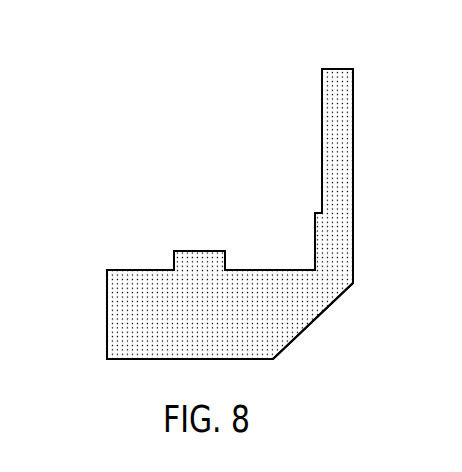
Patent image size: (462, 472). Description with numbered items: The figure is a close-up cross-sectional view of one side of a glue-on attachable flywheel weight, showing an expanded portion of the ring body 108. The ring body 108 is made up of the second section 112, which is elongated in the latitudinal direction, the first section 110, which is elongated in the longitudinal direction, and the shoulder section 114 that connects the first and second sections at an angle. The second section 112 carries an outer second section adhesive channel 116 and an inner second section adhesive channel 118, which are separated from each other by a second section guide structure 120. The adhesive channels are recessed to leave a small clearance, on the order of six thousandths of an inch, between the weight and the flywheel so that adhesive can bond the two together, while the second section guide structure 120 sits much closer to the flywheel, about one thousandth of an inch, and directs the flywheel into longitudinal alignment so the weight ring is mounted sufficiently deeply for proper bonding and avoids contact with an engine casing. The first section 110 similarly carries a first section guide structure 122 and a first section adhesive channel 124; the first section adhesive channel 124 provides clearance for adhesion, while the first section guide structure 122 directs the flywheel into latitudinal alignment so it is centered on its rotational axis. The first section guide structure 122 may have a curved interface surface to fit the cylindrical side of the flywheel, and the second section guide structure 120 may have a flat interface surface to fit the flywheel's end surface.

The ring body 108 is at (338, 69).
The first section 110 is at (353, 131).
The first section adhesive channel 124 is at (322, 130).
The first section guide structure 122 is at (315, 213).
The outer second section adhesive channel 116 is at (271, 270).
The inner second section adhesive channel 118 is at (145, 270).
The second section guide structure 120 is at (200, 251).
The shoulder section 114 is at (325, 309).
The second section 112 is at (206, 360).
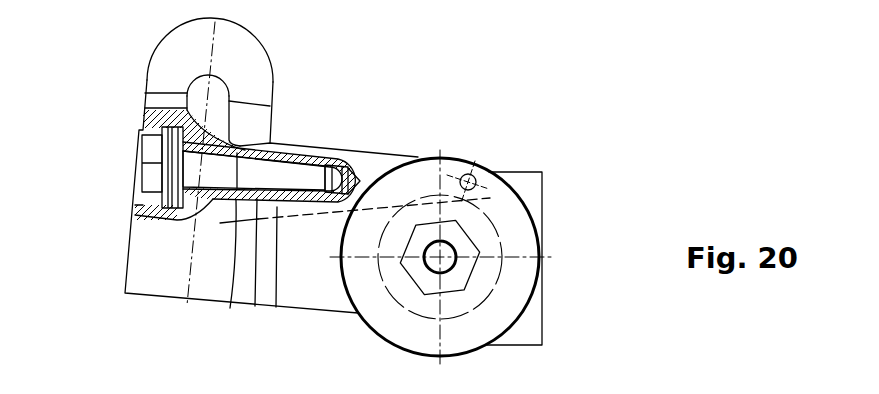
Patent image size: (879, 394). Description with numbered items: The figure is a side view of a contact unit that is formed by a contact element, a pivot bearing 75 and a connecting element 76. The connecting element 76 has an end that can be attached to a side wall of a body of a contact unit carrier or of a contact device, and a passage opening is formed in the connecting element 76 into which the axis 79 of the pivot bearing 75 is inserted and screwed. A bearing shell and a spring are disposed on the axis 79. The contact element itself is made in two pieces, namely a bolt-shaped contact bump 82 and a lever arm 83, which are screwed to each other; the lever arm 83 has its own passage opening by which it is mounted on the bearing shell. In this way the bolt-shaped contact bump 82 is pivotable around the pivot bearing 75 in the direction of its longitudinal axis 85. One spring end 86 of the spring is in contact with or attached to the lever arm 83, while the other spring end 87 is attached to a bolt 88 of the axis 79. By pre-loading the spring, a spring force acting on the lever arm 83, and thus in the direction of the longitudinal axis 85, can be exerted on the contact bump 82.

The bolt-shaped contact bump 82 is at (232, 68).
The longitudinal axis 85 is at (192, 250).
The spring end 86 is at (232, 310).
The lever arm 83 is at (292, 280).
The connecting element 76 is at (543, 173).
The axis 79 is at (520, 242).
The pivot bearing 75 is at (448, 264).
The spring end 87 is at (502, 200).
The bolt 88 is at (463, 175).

⁂

» **Directions**: Reproduce all of the data above verbatim, omitting the pictures from your answer.

» **Solution for this task**:
Patent image size: (462, 472). Description with numbered items: The figure is a close-up cross-sectional view of one side of a glue-on attachable flywheel weight, showing an expanded portion of the ring body 108. The ring body 108 is made up of the second section 112, which is elongated in the latitudinal direction, the first section 110, which is elongated in the longitudinal direction, and the shoulder section 114 that connects the first and second sections at an angle. The second section 112 carries an outer second section adhesive channel 116 and an inner second section adhesive channel 118, which are separated from each other by a second section guide structure 120. The adhesive channels are recessed to leave a small clearance, on the order of six thousandths of an inch, between the weight and the flywheel so that adhesive can bond the two together, while the second section guide structure 120 sits much closer to the flywheel, about one thousandth of an inch, and directs the flywheel into longitudinal alignment so the weight ring is mounted sufficiently deeply for proper bonding and avoids contact with an engine casing. The first section 110 similarly carries a first section guide structure 122 and a first section adhesive channel 124; the first section adhesive channel 124 provides clearance for adhesion, while the first section guide structure 122 directs the flywheel into latitudinal alignment so it is centered on its rotational axis. The first section guide structure 122 may have a curved interface surface to fit the cylindrical side of the flywheel, and the second section guide structure 120 may have a flat interface surface to fit the flywheel's end surface.

The ring body 108 is at (338, 69).
The first section 110 is at (353, 131).
The first section adhesive channel 124 is at (322, 130).
The first section guide structure 122 is at (315, 213).
The outer second section adhesive channel 116 is at (271, 270).
The inner second section adhesive channel 118 is at (145, 270).
The second section guide structure 120 is at (200, 251).
The shoulder section 114 is at (325, 309).
The second section 112 is at (206, 360).
Patent image size: (879, 394). Description with numbered items: The figure is a side view of a contact unit that is formed by a contact element, a pivot bearing 75 and a connecting element 76. The connecting element 76 has an end that can be attached to a side wall of a body of a contact unit carrier or of a contact device, and a passage opening is formed in the connecting element 76 into which the axis 79 of the pivot bearing 75 is inserted and screwed. A bearing shell and a spring are disposed on the axis 79. The contact element itself is made in two pieces, namely a bolt-shaped contact bump 82 and a lever arm 83, which are screwed to each other; the lever arm 83 has its own passage opening by which it is mounted on the bearing shell. In this way the bolt-shaped contact bump 82 is pivotable around the pivot bearing 75 in the direction of its longitudinal axis 85. One spring end 86 of the spring is in contact with or attached to the lever arm 83, while the other spring end 87 is attached to a bolt 88 of the axis 79. By pre-loading the spring, a spring force acting on the lever arm 83, and thus in the direction of the longitudinal axis 85, can be exerted on the contact bump 82.

The bolt-shaped contact bump 82 is at (232, 68).
The longitudinal axis 85 is at (192, 250).
The spring end 86 is at (232, 310).
The lever arm 83 is at (292, 280).
The connecting element 76 is at (543, 173).
The axis 79 is at (520, 242).
The pivot bearing 75 is at (448, 264).
The spring end 87 is at (502, 200).
The bolt 88 is at (463, 175).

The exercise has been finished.